[Start of Extract to read]
# Watch for 60 wins



## Kekai (Jan 12, 2005)

60 wins is our magic number. I think if we hit that 60 win mark, we win the championship....hopefully :laugh:

*Record after road win over Nuggets: 48-15, .762*
*Remaining record needed to reach 60 wins: 12-7, .632*
*Magic number to clinch Pacific title: 10*


----------



## underhill_101 (Feb 22, 2005)

i have a good feeling that the suns can hit the 60 win mark :biggrin:


----------



## G-Force (Jan 4, 2005)

I have not checked out the remaining schedule to see who we play, but 60 wins is looking almost certain.


----------



## BG7 (Jun 25, 2003)

A word to the wise: The championship is not won in the season, but in the playoffs.

You have to question whether the Suns really have what it takes. Their road to the finals will be through the Spurs, Rockets, and Bulls. Can they get it done?


----------



## G-Force (Jan 4, 2005)

The Bulls have some work of their own to do to get to the finals.


----------



## LineOFire (Apr 20, 2004)

The Suns are a great team that will definitely get to 60 wins this year. I would be very disappointed if they didn't. Why does that mean they will win the championship though?


----------



## ChristopherJ (Aug 10, 2004)

We're much like the Mavs team from 2002-2003(think that was the year), who won 60 games and played a very similar style with Nash running the point. Nobody thought their style would get them there but they lost in the WCF in 6 games with an injured Dirk. So I honestly think we have what it takes to get there.


----------



## DwyaneWade4MVP (Apr 1, 2004)

This would be very nice...imagine: 60 wins...that's amazing!


----------



## Kekai (Jan 12, 2005)

LineOFire said:


> The Suns are a great team that will definitely get to 60 wins this year. I would be very disappointed if they didn't. Why does that mean they will win the championship though?


Haha. 60 is just a magic number. I would have went for 69 but thats just a little bit too much. :laugh:


----------



## Kekai (Jan 12, 2005)

Right now we are at 49-16. Second in the West and Third overall. 11 away baby :banana:


----------



## Dissonance (Jul 21, 2004)
[End of Extract to read]
List of tasks:
1: In the forum thread about the Suns reaching 60 wins, give the passage again starting with "I have not checked" and going on through "in the playoffs.", substituting "postseason" for "playoffs".
2: In the forum thread about the Suns reaching 60 wins, which three teams does BG7 say stand on the Suns' road to the finals?
3: Carry on the forum thread about the Suns reaching 60 wins from the point where it stops.
[Start of Dataset content]
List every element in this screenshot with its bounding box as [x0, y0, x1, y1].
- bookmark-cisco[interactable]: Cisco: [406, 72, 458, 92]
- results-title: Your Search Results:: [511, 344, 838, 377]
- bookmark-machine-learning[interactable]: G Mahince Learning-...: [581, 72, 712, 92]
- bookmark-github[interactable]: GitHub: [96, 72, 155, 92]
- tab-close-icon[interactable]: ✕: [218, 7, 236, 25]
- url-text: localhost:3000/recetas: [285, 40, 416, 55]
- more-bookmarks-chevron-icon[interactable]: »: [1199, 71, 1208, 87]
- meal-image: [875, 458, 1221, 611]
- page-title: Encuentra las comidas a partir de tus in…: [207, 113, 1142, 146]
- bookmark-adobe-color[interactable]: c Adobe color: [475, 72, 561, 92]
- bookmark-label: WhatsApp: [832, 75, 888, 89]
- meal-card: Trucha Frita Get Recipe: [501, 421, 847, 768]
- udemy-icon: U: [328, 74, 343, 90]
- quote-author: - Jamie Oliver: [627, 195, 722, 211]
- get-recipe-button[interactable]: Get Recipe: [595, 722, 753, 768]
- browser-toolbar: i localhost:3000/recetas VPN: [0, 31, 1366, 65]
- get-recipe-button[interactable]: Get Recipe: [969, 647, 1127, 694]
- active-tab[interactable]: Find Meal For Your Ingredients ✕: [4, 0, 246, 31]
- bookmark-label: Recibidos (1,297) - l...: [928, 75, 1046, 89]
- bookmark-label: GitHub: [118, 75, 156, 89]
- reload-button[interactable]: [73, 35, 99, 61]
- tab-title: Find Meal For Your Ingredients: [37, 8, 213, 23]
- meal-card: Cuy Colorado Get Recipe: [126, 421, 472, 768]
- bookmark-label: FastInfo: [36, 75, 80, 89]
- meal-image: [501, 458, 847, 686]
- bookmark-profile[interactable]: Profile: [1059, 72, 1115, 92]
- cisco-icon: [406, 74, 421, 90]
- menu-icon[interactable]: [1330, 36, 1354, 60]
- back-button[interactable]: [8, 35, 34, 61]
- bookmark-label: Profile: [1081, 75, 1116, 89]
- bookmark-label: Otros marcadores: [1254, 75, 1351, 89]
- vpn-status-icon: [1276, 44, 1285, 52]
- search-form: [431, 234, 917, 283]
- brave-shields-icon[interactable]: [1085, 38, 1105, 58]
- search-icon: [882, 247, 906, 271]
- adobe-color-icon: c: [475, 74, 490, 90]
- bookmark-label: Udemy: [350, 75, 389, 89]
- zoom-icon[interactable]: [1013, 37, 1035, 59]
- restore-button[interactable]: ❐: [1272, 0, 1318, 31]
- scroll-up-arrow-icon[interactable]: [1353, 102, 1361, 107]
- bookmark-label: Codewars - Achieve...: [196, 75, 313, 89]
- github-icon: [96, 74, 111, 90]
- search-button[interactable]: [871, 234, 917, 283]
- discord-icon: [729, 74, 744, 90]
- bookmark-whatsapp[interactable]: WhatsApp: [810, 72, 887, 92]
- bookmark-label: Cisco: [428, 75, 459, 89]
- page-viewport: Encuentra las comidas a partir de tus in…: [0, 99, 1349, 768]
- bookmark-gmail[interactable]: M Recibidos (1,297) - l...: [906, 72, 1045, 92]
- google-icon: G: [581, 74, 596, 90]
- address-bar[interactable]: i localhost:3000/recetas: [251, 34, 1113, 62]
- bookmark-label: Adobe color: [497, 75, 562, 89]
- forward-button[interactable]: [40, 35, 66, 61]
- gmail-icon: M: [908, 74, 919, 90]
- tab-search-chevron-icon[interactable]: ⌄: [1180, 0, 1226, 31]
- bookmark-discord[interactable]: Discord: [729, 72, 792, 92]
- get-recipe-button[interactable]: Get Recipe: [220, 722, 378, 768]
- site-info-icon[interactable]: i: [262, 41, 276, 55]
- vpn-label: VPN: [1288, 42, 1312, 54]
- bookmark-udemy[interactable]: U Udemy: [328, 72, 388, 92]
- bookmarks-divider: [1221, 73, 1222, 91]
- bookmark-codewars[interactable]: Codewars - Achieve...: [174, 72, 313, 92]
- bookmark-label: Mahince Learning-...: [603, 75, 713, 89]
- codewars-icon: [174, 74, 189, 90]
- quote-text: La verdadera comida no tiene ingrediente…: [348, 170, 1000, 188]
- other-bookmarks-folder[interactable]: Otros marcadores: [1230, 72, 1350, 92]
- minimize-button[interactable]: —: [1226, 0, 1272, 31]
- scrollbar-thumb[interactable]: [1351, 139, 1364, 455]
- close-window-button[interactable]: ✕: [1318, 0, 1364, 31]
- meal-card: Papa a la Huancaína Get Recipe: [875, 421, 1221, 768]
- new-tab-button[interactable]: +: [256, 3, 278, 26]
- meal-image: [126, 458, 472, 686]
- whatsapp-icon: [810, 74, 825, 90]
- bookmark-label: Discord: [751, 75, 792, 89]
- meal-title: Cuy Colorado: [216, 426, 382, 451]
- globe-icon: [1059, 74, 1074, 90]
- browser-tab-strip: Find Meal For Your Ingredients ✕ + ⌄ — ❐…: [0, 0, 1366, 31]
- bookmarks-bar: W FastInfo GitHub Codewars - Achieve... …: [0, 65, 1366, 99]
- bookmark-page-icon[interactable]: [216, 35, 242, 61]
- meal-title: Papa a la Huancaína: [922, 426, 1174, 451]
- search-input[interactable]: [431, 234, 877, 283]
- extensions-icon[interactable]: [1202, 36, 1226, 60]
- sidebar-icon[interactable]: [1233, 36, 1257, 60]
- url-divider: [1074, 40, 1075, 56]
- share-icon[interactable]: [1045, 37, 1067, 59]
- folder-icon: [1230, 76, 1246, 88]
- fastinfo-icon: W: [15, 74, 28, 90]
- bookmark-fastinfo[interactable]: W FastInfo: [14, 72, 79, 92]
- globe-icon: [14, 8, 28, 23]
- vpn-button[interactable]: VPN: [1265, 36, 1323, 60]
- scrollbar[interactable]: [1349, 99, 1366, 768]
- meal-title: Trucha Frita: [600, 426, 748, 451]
[End of Dataset content]
Answers to the exercises:
1:
I have not checked out the remaining schedule to see who we play, but 60 wins is looking almost certain.


----------



## BG7 (Jun 25, 2003)

A word to the wise: The championship is not won in the season, but in the postseason.

2: The Spurs, the Rockets, and the Bulls.

3:
Kekai23 said:


> 60 wins is our magic number. I think if we hit that 60 win mark, we win the championship....hopefully :laugh:
> 
> *Record after road win over Nuggets: 48-15, .762*
> *Remaining record needed to reach 60 wins: 12-7, .632*
> *Magic number to clinch Pacific title: 10*


Been gone for bit, how things been? We've been playing well lately. Yesterday was a good win. As for 60 wins, it would be nice, but I'd rather us rest late in the yr and gear for the playoffs. Try not to over do it too much. With Duncan possibly out 4 weeks, we could gain command of the 1st seed, home court throughout, and possibly face the Nuggets in first rd. I like that match up.


----------



## Dissonance (Jul 21, 2004)

sloth said:


> A word to the wise: The championship is not won in the season, but in the playoffs.
> 
> You have to question whether the Suns really have what it takes. Their road to the finals will be through the Spurs, Rockets, and Bulls. Can they get it done?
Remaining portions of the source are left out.